### Directions for this task
Go through the entries below and retype them exactly, omitting each picture.

---------------

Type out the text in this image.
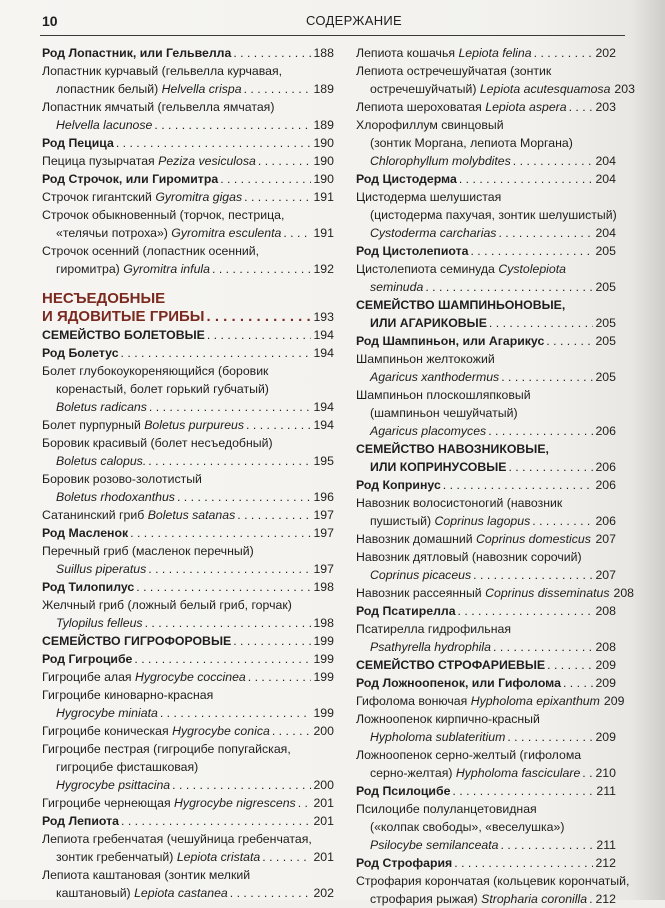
10	СОДЕРЖАНИЕ
Род Лопастник, или Гельвелла . . .	188
Лопастник курчавый (гельвелла курчавая,
лопастник белый) Helvella crispa . . .	189
Лопастник ямчатый (гельвелла ямчатая)
Helvella lacunose . . .	189
Род Пецица . . .	190
Пецица пузырчатая Peziza vesiculosa . . .	190
Род Строчок, или Гиромитра . . .	190
Строчок гигантский Gyromitra gigas . . .	191
Строчок обыкновенный (торчок, пестрица,
«телячьи потроха») Gyromitra esculenta . . .	191
Строчок осенний (лопастник осенний,
гиромитра) Gyromitra infula . . .	192
НЕСЪЕДОБНЫЕ
И ЯДОВИТЫЕ ГРИБЫ . . .	193
СЕМЕЙСТВО БОЛЕТОВЫЕ . . .	194
Род Болетус . . .	194
Болет глубокоукореняющийся (боровик
коренастый, болет горький губчатый)
Boletus radicans . . .	194
Болет пурпурный Boletus purpureus . . .	194
Боровик красивый (болет несъедобный)
Boletus calopus. . . .	195
Боровик розово-золотистый
Boletus rhodoxanthus . . .	196
Сатанинский гриб Boletus satanas . . .	197
Род Масленок . . .	197
Перечный гриб (масленок перечный)
Suillus piperatus . . .	197
Род Тилопилус . . .	198
Желчный гриб (ложный белый гриб, горчак)
Tylopilus felleus . . .	198
СЕМЕЙСТВО ГИГРОФОРОВЫЕ . . .	199
Род Гигроцибе . . .	199
Гигроцибе алая Hygrocybe coccinea . . .	199
Гигроцибе киноварно-красная
Hygrocybe miniata . . .	199
Гигроцибе коническая Hygrocybe conica . . .	200
Гигроцибе пестрая (гигроцибе попугайская,
гигроцибе фисташковая)
Hygrocybe psittacina . . .	200
Гигроцибе чернеющая Hygrocybe nigrescens . . . 201
Род Лепиота . . .	201
Лепиота гребенчатая (чешуйница гребенчатая,
зонтик гребенчатый) Lepiota cristata . . .	201
Лепиота каштановая (зонтик мелкий
каштановый) Lepiota castanea . . .	202
Лепиота кошачья Lepiota felina . . .	202
Лепиота остречешуйчатая (зонтик
остречешуйчатый) Lepiota acutesquamosa 203
Лепиота шероховатая Lepiota aspera . . . 203
Хлорофиллум свинцовый
(зонтик Моргана, лепиота Моргана)
Chlorophyllum molybdites . . .	204
Род Цистодерма . . .	204
Цистодерма шелушистая
(цистодерма пахучая, зонтик шелушистый)
Cystoderma carcharias . . .	204
Род Цистолепиота . . .	205
Цистолепиота семинуда Cystolepiota
seminuda . . .	205
СЕМЕЙСТВО ШАМПИНЬОНОВЫЕ,
ИЛИ АГАРИКОВЫЕ . . .	205
Род Шампиньон, или Агарикус . . .	205
Шампиньон желтокожий
Agaricus xanthodermus . . .	205
Шампиньон плоскошляпковый
(шампиньон чешуйчатый)
Agaricus placomyces . . .	206
СЕМЕЙСТВО НАВОЗНИКОВЫЕ,
ИЛИ КОПРИНУСОВЫЕ . . .	206
Род Копринус . . .	206
Навозник волосистоногий (навозник
пушистый) Coprinus lagopus . . .	206
Навозник домашний Coprinus domesticus . . . 207
Навозник дятловый (навозник сорочий)
Coprinus picaceus . . .	207
Навозник рассеянный Coprinus disseminatus 208
Род Псатирелла . . .	208
Псатирелла гидрофильная
Psathyrella hydrophila . . .	208
СЕМЕЙСТВО СТРОФАРИЕВЫЕ . . .	209
Род Ложноопенок, или Гифолома . . .	209
Гифолома вонючая Hypholoma epixanthum 209
Ложноопенок кирпично-красный
Hypholoma sublateritium . . .	209
Ложноопенок серно-желтый (гифолома
серно-желтая) Hypholoma fasciculare . . . 210
Род Псилоцибе . . .	211
Псилоцибе полуланцетовидная
(«колпак свободы», «веселушка»)
Psilocybe semilanceata . . .	211
Род Строфария . . .	212
Строфария корончатая (кольцевик корончатый,
строфария рыжая) Stropharia coronilla . . . 212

---------------

### Worked solution
Type out the text in this image.
10	СОДЕРЖАНИЕ
Род Лопастник, или Гельвелла . . .	188
Лопастник курчавый (гельвелла курчавая,
лопастник белый) Helvella crispa . . .	189
Лопастник ямчатый (гельвелла ямчатая)
Helvella lacunose . . .	189
Род Пецица . . .	190
Пецица пузырчатая Peziza vesiculosa . . .	190
Род Строчок, или Гиромитра . . .	190
Строчок гигантский Gyromitra gigas . . .	191
Строчок обыкновенный (торчок, пестрица,
«телячьи потроха») Gyromitra esculenta . . .	191
Строчок осенний (лопастник осенний,
гиромитра) Gyromitra infula . . .	192
НЕСЪЕДОБНЫЕ
И ЯДОВИТЫЕ ГРИБЫ . . .	193
СЕМЕЙСТВО БОЛЕТОВЫЕ . . .	194
Род Болетус . . .	194
Болет глубокоукореняющийся (боровик
коренастый, болет горький губчатый)
Boletus radicans . . .	194
Болет пурпурный Boletus purpureus . . .	194
Боровик красивый (болет несъедобный)
Boletus calopus. . . .	195
Боровик розово-золотистый
Boletus rhodoxanthus . . .	196
Сатанинский гриб Boletus satanas . . .	197
Род Масленок . . .	197
Перечный гриб (масленок перечный)
Suillus piperatus . . .	197
Род Тилопилус . . .	198
Желчный гриб (ложный белый гриб, горчак)
Tylopilus felleus . . .	198
СЕМЕЙСТВО ГИГРОФОРОВЫЕ . . .	199
Род Гигроцибе . . .	199
Гигроцибе алая Hygrocybe coccinea . . .	199
Гигроцибе киноварно-красная
Hygrocybe miniata . . .	199
Гигроцибе коническая Hygrocybe conica . . .	200
Гигроцибе пестрая (гигроцибе попугайская,
гигроцибе фисташковая)
Hygrocybe psittacina . . .	200
Гигроцибе чернеющая Hygrocybe nigrescens . . . 201
Род Лепиота . . .	201
Лепиота гребенчатая (чешуйница гребенчатая,
зонтик гребенчатый) Lepiota cristata . . .	201
Лепиота каштановая (зонтик мелкий
каштановый) Lepiota castanea . . .	202
Лепиота кошачья Lepiota felina . . .	202
Лепиота остречешуйчатая (зонтик
остречешуйчатый) Lepiota acutesquamosa 203
Лепиота шероховатая Lepiota aspera . . . 203
Хлорофиллум свинцовый
(зонтик Моргана, лепиота Моргана)
Chlorophyllum molybdites . . .	204
Род Цистодерма . . .	204
Цистодерма шелушистая
(цистодерма пахучая, зонтик шелушистый)
Cystoderma carcharias . . .	204
Род Цистолепиота . . .	205
Цистолепиота семинуда Cystolepiota
seminuda . . .	205
СЕМЕЙСТВО ШАМПИНЬОНОВЫЕ,
ИЛИ АГАРИКОВЫЕ . . .	205
Род Шампиньон, или Агарикус . . .	205
Шампиньон желтокожий
Agaricus xanthodermus . . .	205
Шампиньон плоскошляпковый
(шампиньон чешуйчатый)
Agaricus placomyces . . .	206
СЕМЕЙСТВО НАВОЗНИКОВЫЕ,
ИЛИ КОПРИНУСОВЫЕ . . .	206
Род Копринус . . .	206
Навозник волосистоногий (навозник
пушистый) Coprinus lagopus . . .	206
Навозник домашний Coprinus domesticus . . . 207
Навозник дятловый (навозник сорочий)
Coprinus picaceus . . .	207
Навозник рассеянный Coprinus disseminatus 208
Род Псатирелла . . .	208
Псатирелла гидрофильная
Psathyrella hydrophila . . .	208
СЕМЕЙСТВО СТРОФАРИЕВЫЕ . . .	209
Род Ложноопенок, или Гифолома . . .	209
Гифолома вонючая Hypholoma epixanthum 209
Ложноопенок кирпично-красный
Hypholoma sublateritium . . .	209
Ложноопенок серно-желтый (гифолома
серно-желтая) Hypholoma fasciculare . . . 210
Род Псилоцибе . . .	211
Псилоцибе полуланцетовидная
(«колпак свободы», «веселушка»)
Psilocybe semilanceata . . .	211
Род Строфария . . .	212
Строфария корончатая (кольцевик корончатый,
строфария рыжая) Stropharia coronilla . . . 212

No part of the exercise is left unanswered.